Each entry below has to be written out again without any change.

========================================================================

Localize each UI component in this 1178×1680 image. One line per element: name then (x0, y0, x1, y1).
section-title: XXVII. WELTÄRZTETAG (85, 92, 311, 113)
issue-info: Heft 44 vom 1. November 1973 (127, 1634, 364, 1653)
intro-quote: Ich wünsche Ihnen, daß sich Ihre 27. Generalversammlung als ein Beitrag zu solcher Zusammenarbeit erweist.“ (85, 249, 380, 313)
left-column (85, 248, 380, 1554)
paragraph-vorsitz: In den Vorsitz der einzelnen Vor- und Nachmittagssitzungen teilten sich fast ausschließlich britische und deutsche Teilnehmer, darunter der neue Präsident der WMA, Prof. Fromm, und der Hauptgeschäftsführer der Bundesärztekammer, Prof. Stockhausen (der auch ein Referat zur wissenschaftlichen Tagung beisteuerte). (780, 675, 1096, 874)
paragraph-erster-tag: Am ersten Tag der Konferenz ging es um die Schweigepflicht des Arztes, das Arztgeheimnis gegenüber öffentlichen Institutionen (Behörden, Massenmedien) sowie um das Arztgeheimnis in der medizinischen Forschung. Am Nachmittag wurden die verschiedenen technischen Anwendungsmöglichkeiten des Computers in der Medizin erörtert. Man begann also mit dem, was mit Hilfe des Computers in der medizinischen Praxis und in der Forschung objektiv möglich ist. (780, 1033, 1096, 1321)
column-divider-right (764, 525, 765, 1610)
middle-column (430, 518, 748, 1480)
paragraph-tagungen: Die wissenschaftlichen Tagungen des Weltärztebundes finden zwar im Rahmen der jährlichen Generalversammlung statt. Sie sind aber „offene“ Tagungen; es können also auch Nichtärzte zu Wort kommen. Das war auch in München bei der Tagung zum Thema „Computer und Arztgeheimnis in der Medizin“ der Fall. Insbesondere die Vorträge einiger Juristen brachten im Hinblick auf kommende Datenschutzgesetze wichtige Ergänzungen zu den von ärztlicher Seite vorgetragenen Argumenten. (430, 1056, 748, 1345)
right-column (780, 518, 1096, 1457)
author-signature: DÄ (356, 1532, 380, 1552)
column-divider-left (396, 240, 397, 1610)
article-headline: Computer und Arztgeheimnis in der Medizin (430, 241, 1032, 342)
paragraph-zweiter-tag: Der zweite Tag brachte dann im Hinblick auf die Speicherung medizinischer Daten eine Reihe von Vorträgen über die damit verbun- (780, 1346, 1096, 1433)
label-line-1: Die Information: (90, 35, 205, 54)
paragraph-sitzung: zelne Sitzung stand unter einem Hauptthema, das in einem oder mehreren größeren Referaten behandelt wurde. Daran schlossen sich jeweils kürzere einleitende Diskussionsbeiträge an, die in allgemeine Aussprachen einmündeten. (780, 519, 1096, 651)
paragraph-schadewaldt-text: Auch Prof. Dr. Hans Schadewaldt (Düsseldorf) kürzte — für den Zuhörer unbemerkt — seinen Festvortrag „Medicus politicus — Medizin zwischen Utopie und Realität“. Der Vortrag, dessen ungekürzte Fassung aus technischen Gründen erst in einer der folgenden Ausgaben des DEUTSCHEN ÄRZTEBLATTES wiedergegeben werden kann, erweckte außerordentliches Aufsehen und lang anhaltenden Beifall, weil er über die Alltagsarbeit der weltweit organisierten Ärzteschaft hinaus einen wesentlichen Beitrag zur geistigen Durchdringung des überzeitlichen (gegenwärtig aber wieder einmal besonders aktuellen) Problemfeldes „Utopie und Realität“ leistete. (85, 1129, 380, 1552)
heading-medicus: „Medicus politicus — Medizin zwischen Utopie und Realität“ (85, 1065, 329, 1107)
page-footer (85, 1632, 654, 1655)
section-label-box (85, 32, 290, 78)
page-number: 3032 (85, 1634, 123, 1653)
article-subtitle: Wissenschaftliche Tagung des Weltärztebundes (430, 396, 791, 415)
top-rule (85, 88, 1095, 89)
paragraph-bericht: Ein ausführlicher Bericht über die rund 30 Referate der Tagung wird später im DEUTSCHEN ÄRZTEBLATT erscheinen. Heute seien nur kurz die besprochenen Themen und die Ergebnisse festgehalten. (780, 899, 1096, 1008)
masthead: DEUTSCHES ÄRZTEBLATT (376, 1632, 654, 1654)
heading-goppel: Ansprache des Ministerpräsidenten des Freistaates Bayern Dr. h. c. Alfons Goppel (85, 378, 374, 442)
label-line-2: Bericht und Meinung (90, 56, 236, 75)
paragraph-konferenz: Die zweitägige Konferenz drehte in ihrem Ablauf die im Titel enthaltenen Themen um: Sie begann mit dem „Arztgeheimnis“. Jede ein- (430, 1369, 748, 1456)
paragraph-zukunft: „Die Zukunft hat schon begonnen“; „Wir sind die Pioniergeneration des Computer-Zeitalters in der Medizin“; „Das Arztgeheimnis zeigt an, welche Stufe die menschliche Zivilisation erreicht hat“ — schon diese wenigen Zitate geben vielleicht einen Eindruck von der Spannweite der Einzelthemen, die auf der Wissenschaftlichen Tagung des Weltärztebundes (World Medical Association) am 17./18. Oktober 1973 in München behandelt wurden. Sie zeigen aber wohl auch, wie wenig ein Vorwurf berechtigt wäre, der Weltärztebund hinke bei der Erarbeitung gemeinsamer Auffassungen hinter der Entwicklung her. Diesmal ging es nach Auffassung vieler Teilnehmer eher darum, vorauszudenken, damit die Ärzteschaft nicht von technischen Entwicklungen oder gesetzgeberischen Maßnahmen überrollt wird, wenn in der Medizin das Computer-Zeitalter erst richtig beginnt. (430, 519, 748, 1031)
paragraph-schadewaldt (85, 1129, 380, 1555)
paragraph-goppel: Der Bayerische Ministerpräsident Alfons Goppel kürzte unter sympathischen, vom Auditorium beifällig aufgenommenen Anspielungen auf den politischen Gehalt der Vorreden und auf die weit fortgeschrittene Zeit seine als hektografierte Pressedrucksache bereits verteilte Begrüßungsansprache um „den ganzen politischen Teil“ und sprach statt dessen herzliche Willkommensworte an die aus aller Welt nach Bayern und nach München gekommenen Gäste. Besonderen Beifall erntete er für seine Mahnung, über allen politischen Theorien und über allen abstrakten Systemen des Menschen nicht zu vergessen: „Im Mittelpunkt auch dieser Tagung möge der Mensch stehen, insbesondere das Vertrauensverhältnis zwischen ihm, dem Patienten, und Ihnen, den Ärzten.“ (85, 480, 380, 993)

========================================================================

◆ **RESPONSE**:
Localize each UI component in this 1178×1680 image. One line per element: name then (x0, y0, x1, y1).
section-title: XXVII. WELTÄRZTETAG (85, 92, 311, 113)
issue-info: Heft 44 vom 1. November 1973 (127, 1634, 364, 1653)
intro-quote: Ich wünsche Ihnen, daß sich Ihre 27. Generalversammlung als ein Beitrag zu solcher Zusammenarbeit erweist.“ (85, 249, 380, 313)
left-column (85, 248, 380, 1554)
paragraph-vorsitz: In den Vorsitz der einzelnen Vor- und Nachmittagssitzungen teilten sich fast ausschließlich britische und deutsche Teilnehmer, darunter der neue Präsident der WMA, Prof. Fromm, und der Hauptgeschäftsführer der Bundesärztekammer, Prof. Stockhausen (der auch ein Referat zur wissenschaftlichen Tagung beisteuerte). (780, 675, 1096, 874)
paragraph-erster-tag: Am ersten Tag der Konferenz ging es um die Schweigepflicht des Arztes, das Arztgeheimnis gegenüber öffentlichen Institutionen (Behörden, Massenmedien) sowie um das Arztgeheimnis in der medizinischen Forschung. Am Nachmittag wurden die verschiedenen technischen Anwendungsmöglichkeiten des Computers in der Medizin erörtert. Man begann also mit dem, was mit Hilfe des Computers in der medizinischen Praxis und in der Forschung objektiv möglich ist. (780, 1033, 1096, 1321)
column-divider-right (764, 525, 765, 1610)
middle-column (430, 518, 748, 1480)
paragraph-tagungen: Die wissenschaftlichen Tagungen des Weltärztebundes finden zwar im Rahmen der jährlichen Generalversammlung statt. Sie sind aber „offene“ Tagungen; es können also auch Nichtärzte zu Wort kommen. Das war auch in München bei der Tagung zum Thema „Computer und Arztgeheimnis in der Medizin“ der Fall. Insbesondere die Vorträge einiger Juristen brachten im Hinblick auf kommende Datenschutzgesetze wichtige Ergänzungen zu den von ärztlicher Seite vorgetragenen Argumenten. (430, 1056, 748, 1345)
right-column (780, 518, 1096, 1457)
author-signature: DÄ (356, 1532, 380, 1552)
column-divider-left (396, 240, 397, 1610)
article-headline: Computer und Arztgeheimnis in der Medizin (430, 241, 1032, 342)
paragraph-zweiter-tag: Der zweite Tag brachte dann im Hinblick auf die Speicherung medizinischer Daten eine Reihe von Vorträgen über die damit verbun- (780, 1346, 1096, 1433)
label-line-1: Die Information: (90, 35, 205, 54)
paragraph-sitzung: zelne Sitzung stand unter einem Hauptthema, das in einem oder mehreren größeren Referaten behandelt wurde. Daran schlossen sich jeweils kürzere einleitende Diskussionsbeiträge an, die in allgemeine Aussprachen einmündeten. (780, 519, 1096, 651)
paragraph-schadewaldt-text: Auch Prof. Dr. Hans Schadewaldt (Düsseldorf) kürzte — für den Zuhörer unbemerkt — seinen Festvortrag „Medicus politicus — Medizin zwischen Utopie und Realität“. Der Vortrag, dessen ungekürzte Fassung aus technischen Gründen erst in einer der folgenden Ausgaben des DEUTSCHEN ÄRZTEBLATTES wiedergegeben werden kann, erweckte außerordentliches Aufsehen und lang anhaltenden Beifall, weil er über die Alltagsarbeit der weltweit organisierten Ärzteschaft hinaus einen wesentlichen Beitrag zur geistigen Durchdringung des überzeitlichen (gegenwärtig aber wieder einmal besonders aktuellen) Problemfeldes „Utopie und Realität“ leistete. (85, 1129, 380, 1552)
heading-medicus: „Medicus politicus — Medizin zwischen Utopie und Realität“ (85, 1065, 329, 1107)
page-footer (85, 1632, 654, 1655)
section-label-box (85, 32, 290, 78)
page-number: 3032 (85, 1634, 123, 1653)
article-subtitle: Wissenschaftliche Tagung des Weltärztebundes (430, 396, 791, 415)
top-rule (85, 88, 1095, 89)
paragraph-bericht: Ein ausführlicher Bericht über die rund 30 Referate der Tagung wird später im DEUTSCHEN ÄRZTEBLATT erscheinen. Heute seien nur kurz die besprochenen Themen und die Ergebnisse festgehalten. (780, 899, 1096, 1008)
masthead: DEUTSCHES ÄRZTEBLATT (376, 1632, 654, 1654)
heading-goppel: Ansprache des Ministerpräsidenten des Freistaates Bayern Dr. h. c. Alfons Goppel (85, 378, 374, 442)
label-line-2: Bericht und Meinung (90, 56, 236, 75)
paragraph-konferenz: Die zweitägige Konferenz drehte in ihrem Ablauf die im Titel enthaltenen Themen um: Sie begann mit dem „Arztgeheimnis“. Jede ein- (430, 1369, 748, 1456)
paragraph-zukunft: „Die Zukunft hat schon begonnen“; „Wir sind die Pioniergeneration des Computer-Zeitalters in der Medizin“; „Das Arztgeheimnis zeigt an, welche Stufe die menschliche Zivilisation erreicht hat“ — schon diese wenigen Zitate geben vielleicht einen Eindruck von der Spannweite der Einzelthemen, die auf der Wissenschaftlichen Tagung des Weltärztebundes (World Medical Association) am 17./18. Oktober 1973 in München behandelt wurden. Sie zeigen aber wohl auch, wie wenig ein Vorwurf berechtigt wäre, der Weltärztebund hinke bei der Erarbeitung gemeinsamer Auffassungen hinter der Entwicklung her. Diesmal ging es nach Auffassung vieler Teilnehmer eher darum, vorauszudenken, damit die Ärzteschaft nicht von technischen Entwicklungen oder gesetzgeberischen Maßnahmen überrollt wird, wenn in der Medizin das Computer-Zeitalter erst richtig beginnt. (430, 519, 748, 1031)
paragraph-schadewaldt (85, 1129, 380, 1555)
paragraph-goppel: Der Bayerische Ministerpräsident Alfons Goppel kürzte unter sympathischen, vom Auditorium beifällig aufgenommenen Anspielungen auf den politischen Gehalt der Vorreden und auf die weit fortgeschrittene Zeit seine als hektografierte Pressedrucksache bereits verteilte Begrüßungsansprache um „den ganzen politischen Teil“ und sprach statt dessen herzliche Willkommensworte an die aus aller Welt nach Bayern und nach München gekommenen Gäste. Besonderen Beifall erntete er für seine Mahnung, über allen politischen Theorien und über allen abstrakten Systemen des Menschen nicht zu vergessen: „Im Mittelpunkt auch dieser Tagung möge der Mensch stehen, insbesondere das Vertrauensverhältnis zwischen ihm, dem Patienten, und Ihnen, den Ärzten.“ (85, 480, 380, 993)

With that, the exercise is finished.